◆ TO DO ◆
Copy every line of the records below word for word, keeping them in the same order. Leave out the pictures.

-- BEGIN DATASET RECORDS --

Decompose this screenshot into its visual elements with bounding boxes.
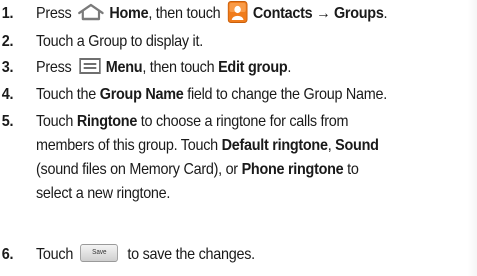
contacts-icon bbox=[227, 0, 248, 23]
groups-label: → Groups bbox=[316, 5, 384, 22]
edit-group-label: Edit group bbox=[218, 59, 288, 76]
sound-label: Sound bbox=[335, 137, 379, 154]
step-text: Touch Save to save the changes. bbox=[36, 243, 255, 267]
step-number: 4. bbox=[1, 86, 14, 103]
ringtone-label: Ringtone bbox=[76, 113, 138, 130]
save-button-image: Save bbox=[80, 243, 119, 262]
page-edge-shadow bbox=[467, 0, 477, 276]
step-text: Touch the Group Name field to change the… bbox=[36, 86, 387, 103]
step-number: 1. bbox=[1, 5, 14, 22]
step-number: 3. bbox=[1, 59, 14, 76]
menu-label: Menu bbox=[105, 59, 143, 76]
step-text: Touch a Group to display it. bbox=[36, 33, 203, 50]
step-text: Press Home, then touch Contacts → Groups… bbox=[36, 0, 388, 26]
menu-icon bbox=[78, 57, 101, 74]
home-icon bbox=[77, 3, 104, 21]
step-number: 6. bbox=[1, 246, 14, 263]
step-text: Press Menu, then touch Edit group. bbox=[36, 57, 292, 76]
group-name-field-label: Group Name bbox=[99, 86, 184, 103]
default-ringtone-label: Default ringtone bbox=[221, 137, 328, 154]
home-label: Home bbox=[109, 5, 149, 22]
contacts-label: Contacts bbox=[252, 5, 313, 22]
step-number: 5. bbox=[1, 113, 14, 130]
phone-ringtone-label: Phone ringtone bbox=[241, 161, 344, 178]
step-number: 2. bbox=[1, 33, 14, 50]
step-text: Touch Ringtone to choose a ringtone for … bbox=[36, 113, 379, 202]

-- END DATASET RECORDS --

◆ RESULT FOR THIS TASK ◆
Decompose this screenshot into its visual elements with bounding boxes.
contacts-icon bbox=[227, 0, 248, 23]
groups-label: → Groups bbox=[316, 5, 384, 22]
edit-group-label: Edit group bbox=[218, 59, 288, 76]
sound-label: Sound bbox=[335, 137, 379, 154]
step-text: Touch Save to save the changes. bbox=[36, 243, 255, 267]
step-number: 4. bbox=[1, 86, 14, 103]
ringtone-label: Ringtone bbox=[76, 113, 138, 130]
save-button-image: Save bbox=[80, 243, 119, 262]
page-edge-shadow bbox=[467, 0, 477, 276]
step-text: Touch the Group Name field to change the… bbox=[36, 86, 387, 103]
step-number: 1. bbox=[1, 5, 14, 22]
step-number: 3. bbox=[1, 59, 14, 76]
menu-label: Menu bbox=[105, 59, 143, 76]
step-text: Touch a Group to display it. bbox=[36, 33, 203, 50]
step-text: Press Home, then touch Contacts → Groups… bbox=[36, 0, 388, 26]
menu-icon bbox=[78, 57, 101, 74]
home-icon bbox=[77, 3, 104, 21]
step-number: 6. bbox=[1, 246, 14, 263]
step-text: Press Menu, then touch Edit group. bbox=[36, 57, 292, 76]
group-name-field-label: Group Name bbox=[99, 86, 184, 103]
default-ringtone-label: Default ringtone bbox=[221, 137, 328, 154]
home-label: Home bbox=[109, 5, 149, 22]
contacts-label: Contacts bbox=[252, 5, 313, 22]
step-number: 5. bbox=[1, 113, 14, 130]
phone-ringtone-label: Phone ringtone bbox=[241, 161, 344, 178]
step-number: 2. bbox=[1, 33, 14, 50]
step-text: Touch Ringtone to choose a ringtone for … bbox=[36, 113, 379, 202]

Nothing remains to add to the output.